╭─ Supplied data

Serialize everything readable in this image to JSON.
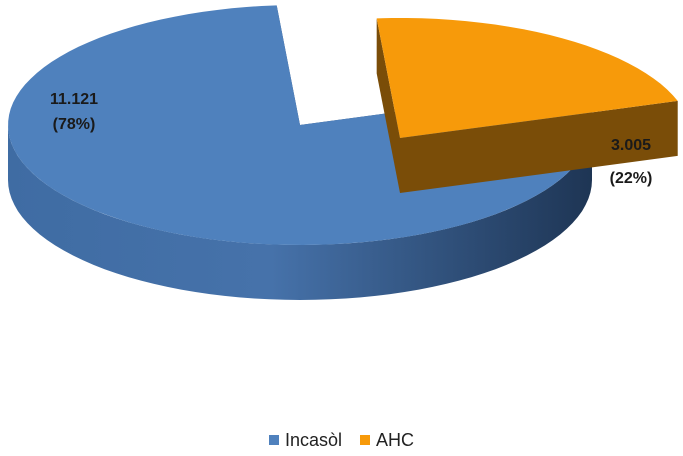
{
  "chart_data": {
    "type": "pie",
    "variant": "3d-exploded",
    "title": "",
    "slices": [
      {
        "name": "Incasòl",
        "value": 11121,
        "percent": 78,
        "label_value": "11.121",
        "label_percent": "(78%)",
        "color": "#4F81BD",
        "shade": "#2B4468"
      },
      {
        "name": "AHC",
        "value": 3005,
        "percent": 22,
        "label_value": "3.005",
        "label_percent": "(22%)",
        "color": "#F79A0A",
        "shade": "#7A4D08"
      }
    ],
    "legend_position": "bottom"
  }
}
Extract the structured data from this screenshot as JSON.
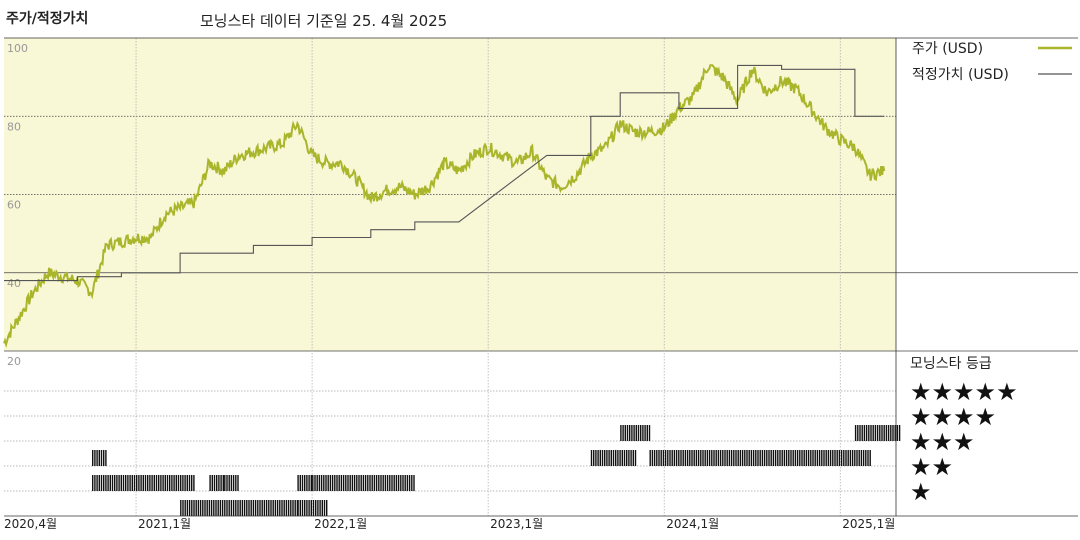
{
  "header": {
    "title": "주가/적정가치",
    "subtitle": "모닝스타 데이터 기준일 25. 4월 2025"
  },
  "colors": {
    "price": "#a9b62b",
    "fair": "#555555",
    "panel_bg": "#f8f7d6"
  },
  "chart_data": [
    {
      "type": "line",
      "title": "주가/적정가치",
      "ylim": [
        20,
        100
      ],
      "y_ticks": [
        "100",
        "80",
        "60",
        "40",
        "20"
      ],
      "x_ticks": [
        "2020,4월",
        "2021,1월",
        "2022,1월",
        "2023,1월",
        "2024,1월",
        "2025,1월"
      ],
      "x_range": [
        "2020-04",
        "2025-04"
      ],
      "legend": {
        "placement": "right"
      },
      "series": [
        {
          "name": "주가 (USD)",
          "x": [
            "2020-04",
            "2020-06",
            "2020-07",
            "2020-09",
            "2020-10",
            "2020-11",
            "2020-12",
            "2021-01",
            "2021-02",
            "2021-03",
            "2021-05",
            "2021-06",
            "2021-07",
            "2021-08",
            "2021-10",
            "2021-11",
            "2021-12",
            "2022-01",
            "2022-02",
            "2022-03",
            "2022-04",
            "2022-05",
            "2022-06",
            "2022-07",
            "2022-08",
            "2022-09",
            "2022-10",
            "2022-11",
            "2022-12",
            "2023-01",
            "2023-02",
            "2023-03",
            "2023-04",
            "2023-05",
            "2023-06",
            "2023-07",
            "2023-08",
            "2023-09",
            "2023-10",
            "2023-11",
            "2023-12",
            "2024-01",
            "2024-02",
            "2024-03",
            "2024-04",
            "2024-05",
            "2024-06",
            "2024-07",
            "2024-08",
            "2024-09",
            "2024-10",
            "2024-11",
            "2024-12",
            "2025-01",
            "2025-02",
            "2025-03",
            "2025-04"
          ],
          "values": [
            22,
            35,
            40,
            38,
            35,
            47,
            48,
            49,
            49,
            55,
            58,
            68,
            66,
            70,
            72,
            73,
            78,
            70,
            68,
            68,
            64,
            59,
            61,
            62,
            60,
            62,
            68,
            66,
            70,
            72,
            70,
            68,
            71,
            64,
            62,
            65,
            70,
            72,
            78,
            76,
            76,
            77,
            82,
            85,
            93,
            90,
            84,
            92,
            86,
            89,
            87,
            82,
            77,
            74,
            72,
            65,
            66
          ],
          "color": "#a9b62b"
        },
        {
          "name": "적정가치 (USD)",
          "x": [
            "2020-04",
            "2020-09",
            "2020-09",
            "2020-12",
            "2020-12",
            "2021-04",
            "2021-04",
            "2021-09",
            "2021-09",
            "2022-01",
            "2022-01",
            "2022-05",
            "2022-05",
            "2022-08",
            "2022-08",
            "2022-11",
            "2023-05",
            "2023-08",
            "2023-08",
            "2023-10",
            "2023-10",
            "2024-02",
            "2024-02",
            "2024-06",
            "2024-06",
            "2024-09",
            "2024-09",
            "2025-02",
            "2025-02",
            "2025-04"
          ],
          "values": [
            38,
            38,
            39,
            39,
            40,
            40,
            45,
            45,
            47,
            47,
            49,
            49,
            51,
            51,
            53,
            53,
            70,
            70,
            80,
            80,
            86,
            86,
            82,
            82,
            93,
            93,
            92,
            92,
            80,
            80
          ],
          "color": "#555555"
        }
      ]
    },
    {
      "type": "heatmap",
      "title": "모닝스타 등급",
      "levels": [
        {
          "label": "★★★★★",
          "stars": 5,
          "periods": []
        },
        {
          "label": "★★★★",
          "stars": 4,
          "periods": [
            [
              "2023-10",
              "2023-11"
            ],
            [
              "2025-02",
              "2025-04"
            ]
          ]
        },
        {
          "label": "★★★",
          "stars": 3,
          "periods": [
            [
              "2020-10",
              "2020-10"
            ],
            [
              "2023-08",
              "2023-10"
            ],
            [
              "2023-12",
              "2025-02"
            ]
          ]
        },
        {
          "label": "★★",
          "stars": 2,
          "periods": [
            [
              "2020-10",
              "2021-04"
            ],
            [
              "2021-06",
              "2021-06"
            ],
            [
              "2021-07",
              "2021-07"
            ],
            [
              "2021-12",
              "2021-12"
            ],
            [
              "2022-01",
              "2022-07"
            ]
          ]
        },
        {
          "label": "★",
          "stars": 1,
          "periods": [
            [
              "2021-04",
              "2021-11"
            ],
            [
              "2021-12",
              "2022-01"
            ]
          ]
        }
      ]
    }
  ]
}
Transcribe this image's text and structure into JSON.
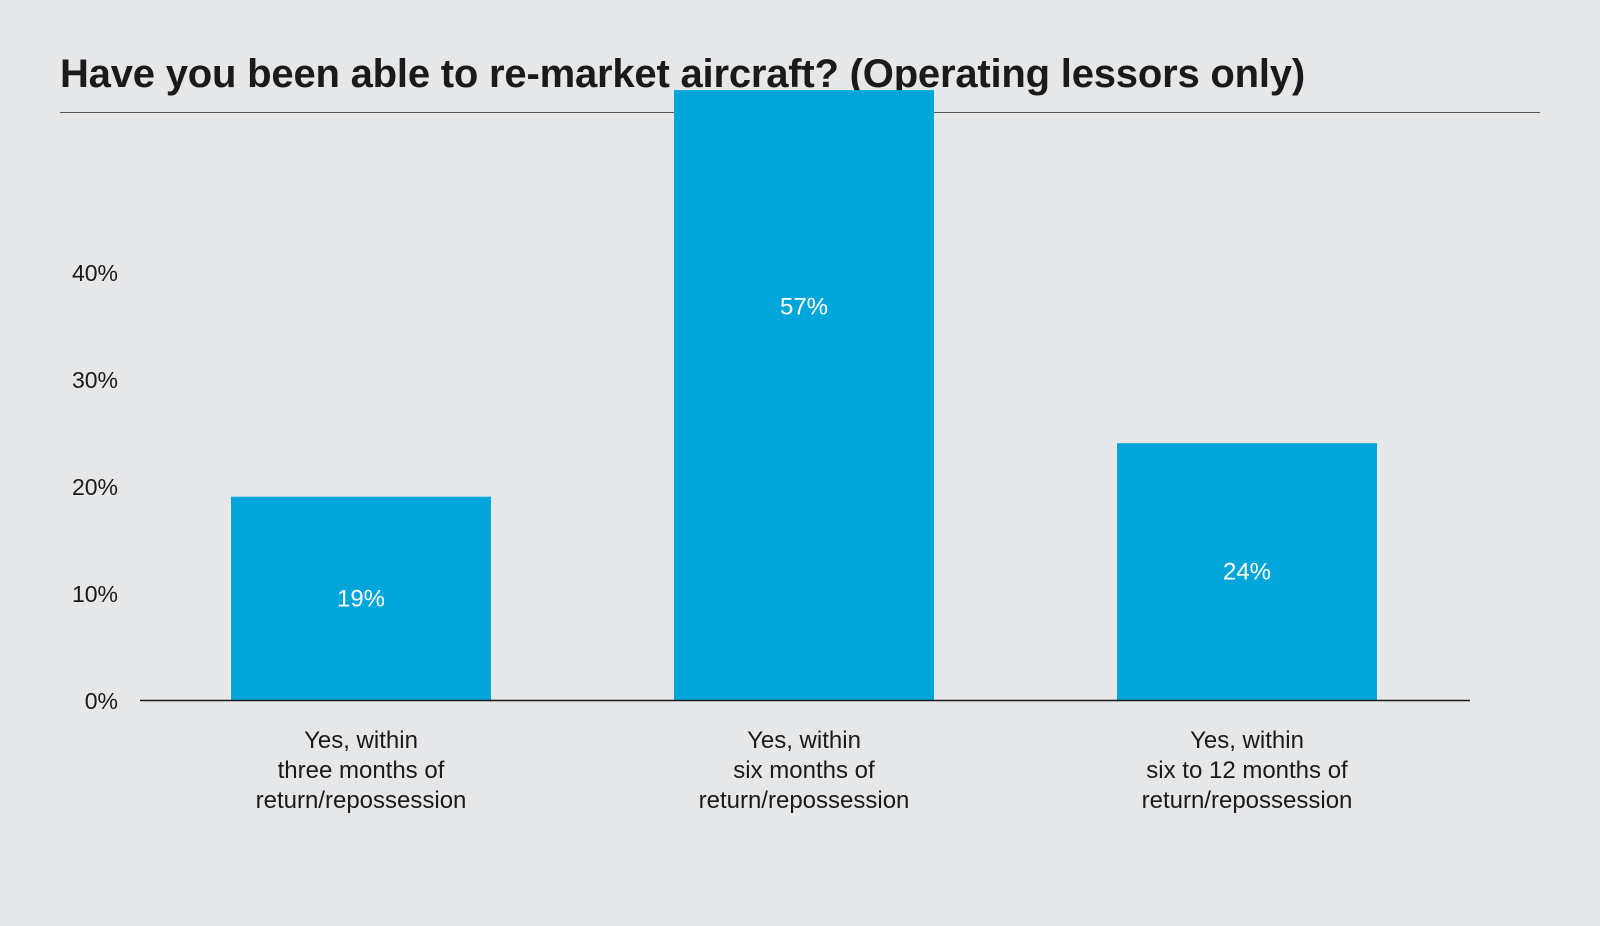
{
  "chart_data": {
    "type": "bar",
    "title": "Have you been able to re-market aircraft? (Operating lessors only)",
    "categories": [
      [
        "Yes, within",
        "three months of",
        "return/repossession"
      ],
      [
        "Yes, within",
        "six months of",
        "return/repossession"
      ],
      [
        "Yes, within",
        "six to 12 months of",
        "return/repossession"
      ]
    ],
    "values": [
      19,
      57,
      24
    ],
    "value_labels": [
      "19%",
      "57%",
      "24%"
    ],
    "yticks": [
      0,
      10,
      20,
      30,
      40
    ],
    "ytick_labels": [
      "0%",
      "10%",
      "20%",
      "30%",
      "40%"
    ],
    "xlabel": "",
    "ylabel": "",
    "ylim": [
      0,
      40
    ],
    "bar_color": "#00a6d9",
    "grid": false
  }
}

╰─

• What to produce: Reproduce each record above by retyping it exactly; omit all images.

• Complete answer:
Serialize everything readable in this image to JSON.
{
  "chart_data": {
    "type": "pie",
    "variant": "3d-exploded",
    "title": "",
    "slices": [
      {
        "name": "Incasòl",
        "value": 11121,
        "percent": 78,
        "label_value": "11.121",
        "label_percent": "(78%)",
        "color": "#4F81BD",
        "shade": "#2B4468"
      },
      {
        "name": "AHC",
        "value": 3005,
        "percent": 22,
        "label_value": "3.005",
        "label_percent": "(22%)",
        "color": "#F79A0A",
        "shade": "#7A4D08"
      }
    ],
    "legend_position": "bottom"
  }
}
Extract the structured data from this screenshot as JSON.
{
  "header": {
    "title": "주가/적정가치",
    "subtitle": "모닝스타 데이터 기준일 25. 4월 2025"
  },
  "colors": {
    "price": "#a9b62b",
    "fair": "#555555",
    "panel_bg": "#f8f7d6"
  },
  "chart_data": [
    {
      "type": "line",
      "title": "주가/적정가치",
      "ylim": [
        20,
        100
      ],
      "y_ticks": [
        "100",
        "80",
        "60",
        "40",
        "20"
      ],
      "x_ticks": [
        "2020,4월",
        "2021,1월",
        "2022,1월",
        "2023,1월",
        "2024,1월",
        "2025,1월"
      ],
      "x_range": [
        "2020-04",
        "2025-04"
      ],
      "legend": {
        "placement": "right"
      },
      "series": [
        {
          "name": "주가 (USD)",
          "x": [
            "2020-04",
            "2020-06",
            "2020-07",
            "2020-09",
            "2020-10",
            "2020-11",
            "2020-12",
            "2021-01",
            "2021-02",
            "2021-03",
            "2021-05",
            "2021-06",
            "2021-07",
            "2021-08",
            "2021-10",
            "2021-11",
            "2021-12",
            "2022-01",
            "2022-02",
            "2022-03",
            "2022-04",
            "2022-05",
            "2022-06",
            "2022-07",
            "2022-08",
            "2022-09",
            "2022-10",
            "2022-11",
            "2022-12",
            "2023-01",
            "2023-02",
            "2023-03",
            "2023-04",
            "2023-05",
            "2023-06",
            "2023-07",
            "2023-08",
            "2023-09",
            "2023-10",
            "2023-11",
            "2023-12",
            "2024-01",
            "2024-02",
            "2024-03",
            "2024-04",
            "2024-05",
            "2024-06",
            "2024-07",
            "2024-08",
            "2024-09",
            "2024-10",
            "2024-11",
            "2024-12",
            "2025-01",
            "2025-02",
            "2025-03",
            "2025-04"
          ],
          "values": [
            22,
            35,
            40,
            38,
            35,
            47,
            48,
            49,
            49,
            55,
            58,
            68,
            66,
            70,
            72,
            73,
            78,
            70,
            68,
            68,
            64,
            59,
            61,
            62,
            60,
            62,
            68,
            66,
            70,
            72,
            70,
            68,
            71,
            64,
            62,
            65,
            70,
            72,
            78,
            76,
            76,
            77,
            82,
            85,
            93,
            90,
            84,
            92,
            86,
            89,
            87,
            82,
            77,
            74,
            72,
            65,
            66
          ],
          "color": "#a9b62b"
        },
        {
          "name": "적정가치 (USD)",
          "x": [
            "2020-04",
            "2020-09",
            "2020-09",
            "2020-12",
            "2020-12",
            "2021-04",
            "2021-04",
            "2021-09",
            "2021-09",
            "2022-01",
            "2022-01",
            "2022-05",
            "2022-05",
            "2022-08",
            "2022-08",
            "2022-11",
            "2023-05",
            "2023-08",
            "2023-08",
            "2023-10",
            "2023-10",
            "2024-02",
            "2024-02",
            "2024-06",
            "2024-06",
            "2024-09",
            "2024-09",
            "2025-02",
            "2025-02",
            "2025-04"
          ],
          "values": [
            38,
            38,
            39,
            39,
            40,
            40,
            45,
            45,
            47,
            47,
            49,
            49,
            51,
            51,
            53,
            53,
            70,
            70,
            80,
            80,
            86,
            86,
            82,
            82,
            93,
            93,
            92,
            92,
            80,
            80
          ],
          "color": "#555555"
        }
      ]
    },
    {
      "type": "heatmap",
      "title": "모닝스타 등급",
      "levels": [
        {
          "label": "★★★★★",
          "stars": 5,
          "periods": []
        },
        {
          "label": "★★★★",
          "stars": 4,
          "periods": [
            [
              "2023-10",
              "2023-11"
            ],
            [
              "2025-02",
              "2025-04"
            ]
          ]
        },
        {
          "label": "★★★",
          "stars": 3,
          "periods": [
            [
              "2020-10",
              "2020-10"
            ],
            [
              "2023-08",
              "2023-10"
            ],
            [
              "2023-12",
              "2025-02"
            ]
          ]
        },
        {
          "label": "★★",
          "stars": 2,
          "periods": [
            [
              "2020-10",
              "2021-04"
            ],
            [
              "2021-06",
              "2021-06"
            ],
            [
              "2021-07",
              "2021-07"
            ],
            [
              "2021-12",
              "2021-12"
            ],
            [
              "2022-01",
              "2022-07"
            ]
          ]
        },
        {
          "label": "★",
          "stars": 1,
          "periods": [
            [
              "2021-04",
              "2021-11"
            ],
            [
              "2021-12",
              "2022-01"
            ]
          ]
        }
      ]
    }
  ]
}
Transcribe this image's text and structure into JSON.
{
  "chart_data": {
    "type": "bar",
    "title": "Have you been able to re-market aircraft? (Operating lessors only)",
    "categories": [
      [
        "Yes, within",
        "three months of",
        "return/repossession"
      ],
      [
        "Yes, within",
        "six months of",
        "return/repossession"
      ],
      [
        "Yes, within",
        "six to 12 months of",
        "return/repossession"
      ]
    ],
    "values": [
      19,
      57,
      24
    ],
    "value_labels": [
      "19%",
      "57%",
      "24%"
    ],
    "yticks": [
      0,
      10,
      20,
      30,
      40
    ],
    "ytick_labels": [
      "0%",
      "10%",
      "20%",
      "30%",
      "40%"
    ],
    "xlabel": "",
    "ylabel": "",
    "ylim": [
      0,
      40
    ],
    "bar_color": "#00a6d9",
    "grid": false
  }
}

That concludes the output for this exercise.